***** STORED RECORDS
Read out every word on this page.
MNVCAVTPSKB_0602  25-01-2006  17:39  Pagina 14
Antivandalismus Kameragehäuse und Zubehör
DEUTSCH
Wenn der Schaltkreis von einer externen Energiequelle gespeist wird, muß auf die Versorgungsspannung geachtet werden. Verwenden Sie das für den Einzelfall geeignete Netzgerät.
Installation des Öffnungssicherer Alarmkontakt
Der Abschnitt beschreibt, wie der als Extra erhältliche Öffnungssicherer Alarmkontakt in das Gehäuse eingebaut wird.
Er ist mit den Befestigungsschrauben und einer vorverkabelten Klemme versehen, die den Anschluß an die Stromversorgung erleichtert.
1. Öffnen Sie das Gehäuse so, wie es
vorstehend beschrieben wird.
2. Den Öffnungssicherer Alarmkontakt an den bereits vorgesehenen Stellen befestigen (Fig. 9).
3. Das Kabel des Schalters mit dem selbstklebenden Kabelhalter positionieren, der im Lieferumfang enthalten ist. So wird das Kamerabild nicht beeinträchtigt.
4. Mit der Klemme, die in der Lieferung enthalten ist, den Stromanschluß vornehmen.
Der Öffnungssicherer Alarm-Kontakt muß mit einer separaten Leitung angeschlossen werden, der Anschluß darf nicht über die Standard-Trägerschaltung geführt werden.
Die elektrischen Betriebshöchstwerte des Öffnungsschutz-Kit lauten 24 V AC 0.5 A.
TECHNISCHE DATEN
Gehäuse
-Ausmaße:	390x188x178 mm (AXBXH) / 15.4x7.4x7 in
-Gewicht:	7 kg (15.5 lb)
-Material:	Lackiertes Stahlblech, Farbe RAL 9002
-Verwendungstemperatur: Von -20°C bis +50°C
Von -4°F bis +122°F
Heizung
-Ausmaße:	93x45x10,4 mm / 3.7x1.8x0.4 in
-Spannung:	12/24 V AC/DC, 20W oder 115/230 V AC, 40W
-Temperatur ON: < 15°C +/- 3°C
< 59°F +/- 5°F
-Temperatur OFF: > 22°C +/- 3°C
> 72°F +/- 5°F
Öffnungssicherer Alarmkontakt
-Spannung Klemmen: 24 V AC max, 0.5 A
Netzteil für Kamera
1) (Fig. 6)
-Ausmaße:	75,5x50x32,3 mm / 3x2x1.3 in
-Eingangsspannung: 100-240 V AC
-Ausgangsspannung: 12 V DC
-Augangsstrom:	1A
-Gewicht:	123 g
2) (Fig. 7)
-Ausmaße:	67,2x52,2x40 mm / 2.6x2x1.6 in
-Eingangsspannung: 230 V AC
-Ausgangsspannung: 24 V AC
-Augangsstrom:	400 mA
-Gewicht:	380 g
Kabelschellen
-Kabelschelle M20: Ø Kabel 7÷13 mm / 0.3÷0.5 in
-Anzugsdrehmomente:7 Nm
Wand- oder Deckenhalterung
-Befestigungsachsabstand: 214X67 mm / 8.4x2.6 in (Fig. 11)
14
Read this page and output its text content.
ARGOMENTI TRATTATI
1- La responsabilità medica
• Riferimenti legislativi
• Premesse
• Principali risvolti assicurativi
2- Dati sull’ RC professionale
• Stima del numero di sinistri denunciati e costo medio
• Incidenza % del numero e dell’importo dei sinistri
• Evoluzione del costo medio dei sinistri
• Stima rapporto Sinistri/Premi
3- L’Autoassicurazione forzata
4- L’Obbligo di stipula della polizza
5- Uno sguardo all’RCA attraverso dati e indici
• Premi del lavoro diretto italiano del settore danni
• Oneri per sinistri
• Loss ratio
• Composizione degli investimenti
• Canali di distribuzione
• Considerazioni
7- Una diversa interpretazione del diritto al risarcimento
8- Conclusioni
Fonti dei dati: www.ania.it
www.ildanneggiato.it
**********
***** STORED RECORDS
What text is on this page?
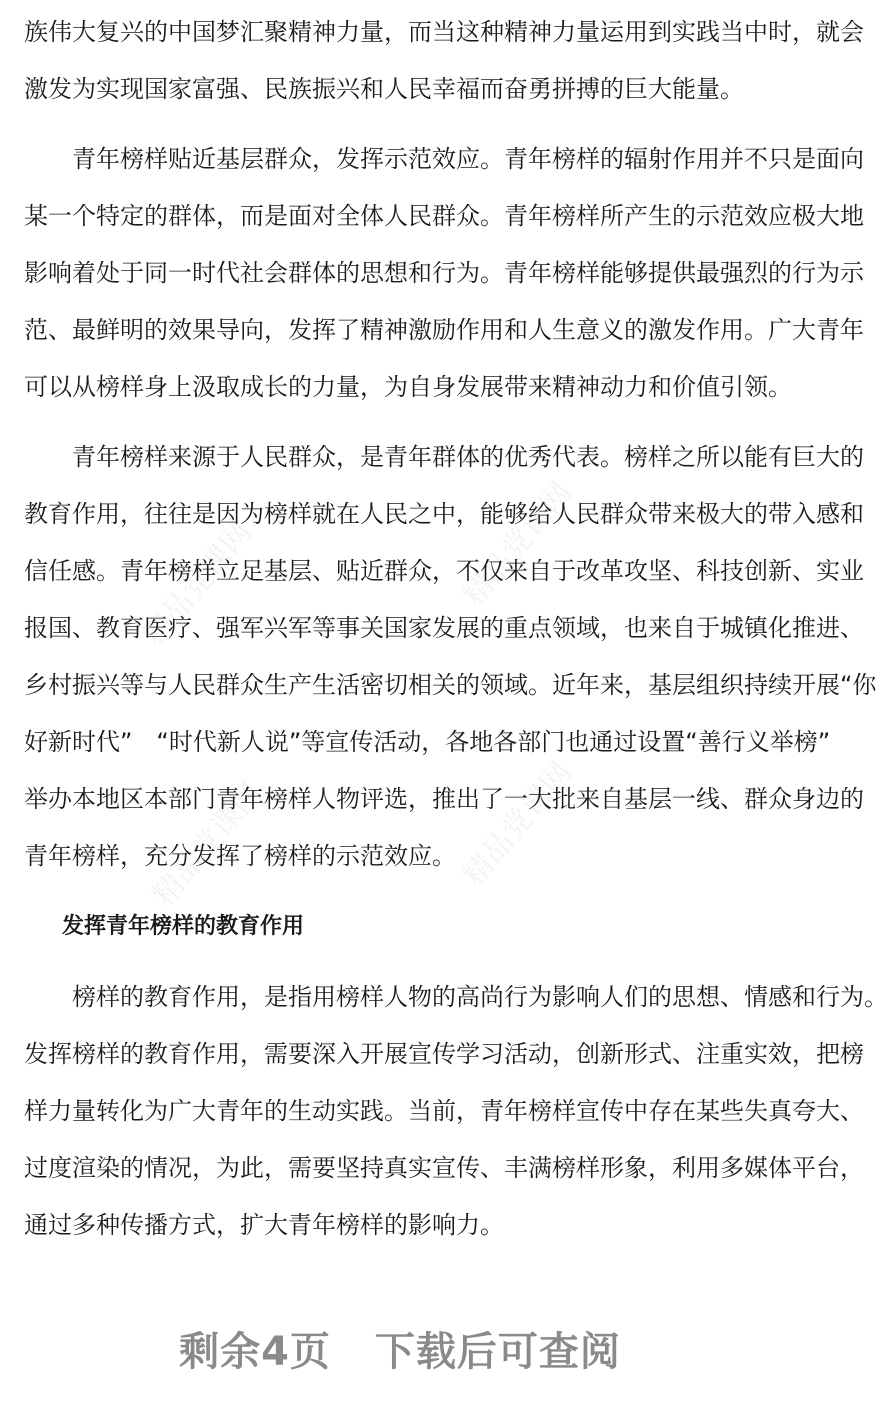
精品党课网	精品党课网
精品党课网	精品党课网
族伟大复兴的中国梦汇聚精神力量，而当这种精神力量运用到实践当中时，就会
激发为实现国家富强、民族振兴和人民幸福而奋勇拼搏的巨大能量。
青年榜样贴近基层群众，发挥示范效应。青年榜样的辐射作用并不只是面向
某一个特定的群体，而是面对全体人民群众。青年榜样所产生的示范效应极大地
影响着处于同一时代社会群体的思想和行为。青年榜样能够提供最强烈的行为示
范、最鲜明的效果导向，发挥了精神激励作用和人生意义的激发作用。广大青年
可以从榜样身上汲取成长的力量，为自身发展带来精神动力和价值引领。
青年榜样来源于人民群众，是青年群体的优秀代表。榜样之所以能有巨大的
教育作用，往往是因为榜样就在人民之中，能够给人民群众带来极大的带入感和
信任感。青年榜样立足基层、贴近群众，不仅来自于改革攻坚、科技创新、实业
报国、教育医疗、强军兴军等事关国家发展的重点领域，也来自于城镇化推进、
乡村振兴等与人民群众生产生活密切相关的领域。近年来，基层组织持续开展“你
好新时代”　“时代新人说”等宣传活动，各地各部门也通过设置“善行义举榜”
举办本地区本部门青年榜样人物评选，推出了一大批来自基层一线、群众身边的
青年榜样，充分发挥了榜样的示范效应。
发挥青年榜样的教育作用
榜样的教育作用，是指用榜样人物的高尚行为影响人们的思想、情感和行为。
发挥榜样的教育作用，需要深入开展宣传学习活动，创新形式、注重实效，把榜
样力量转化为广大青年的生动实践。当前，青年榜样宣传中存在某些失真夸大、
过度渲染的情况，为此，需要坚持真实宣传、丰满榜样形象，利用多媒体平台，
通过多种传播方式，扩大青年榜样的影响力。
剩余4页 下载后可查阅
**********
***** STORED RECORDS
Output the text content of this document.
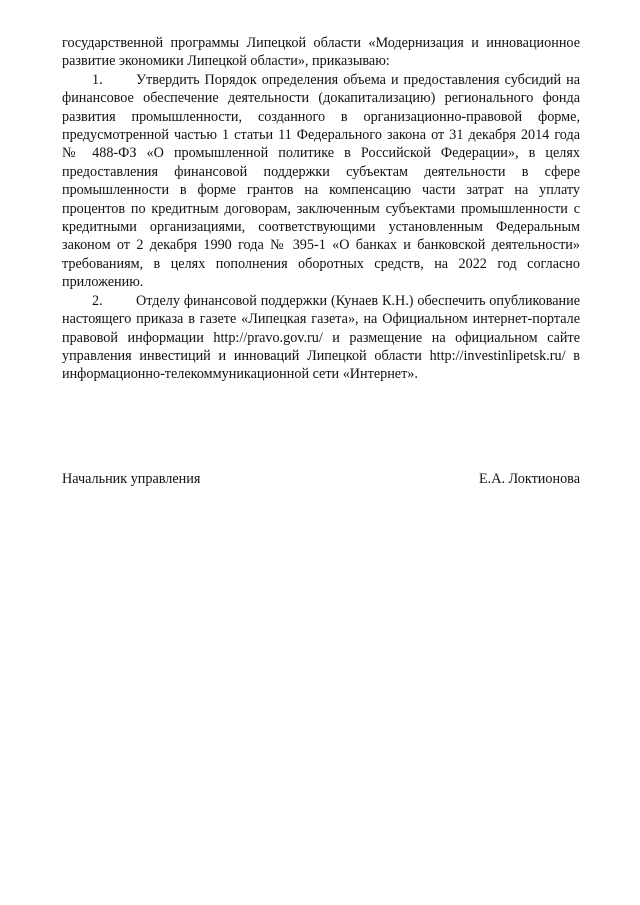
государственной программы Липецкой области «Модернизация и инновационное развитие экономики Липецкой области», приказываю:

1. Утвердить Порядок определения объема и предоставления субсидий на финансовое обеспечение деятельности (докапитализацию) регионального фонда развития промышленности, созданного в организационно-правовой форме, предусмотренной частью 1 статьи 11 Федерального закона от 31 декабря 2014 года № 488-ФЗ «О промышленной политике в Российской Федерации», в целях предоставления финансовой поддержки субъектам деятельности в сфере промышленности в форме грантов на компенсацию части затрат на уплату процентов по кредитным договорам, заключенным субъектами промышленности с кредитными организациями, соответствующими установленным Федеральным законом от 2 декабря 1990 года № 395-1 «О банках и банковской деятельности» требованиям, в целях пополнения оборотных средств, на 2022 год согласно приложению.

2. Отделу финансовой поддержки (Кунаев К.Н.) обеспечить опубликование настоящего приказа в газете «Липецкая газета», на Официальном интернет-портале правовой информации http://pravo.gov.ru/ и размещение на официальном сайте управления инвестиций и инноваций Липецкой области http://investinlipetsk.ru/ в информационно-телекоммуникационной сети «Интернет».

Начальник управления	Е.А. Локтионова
**********
# EXERCISE AIM
State how many lines in the entries above include the word "content"; reply with the number alone.

# TASK ANSWER
2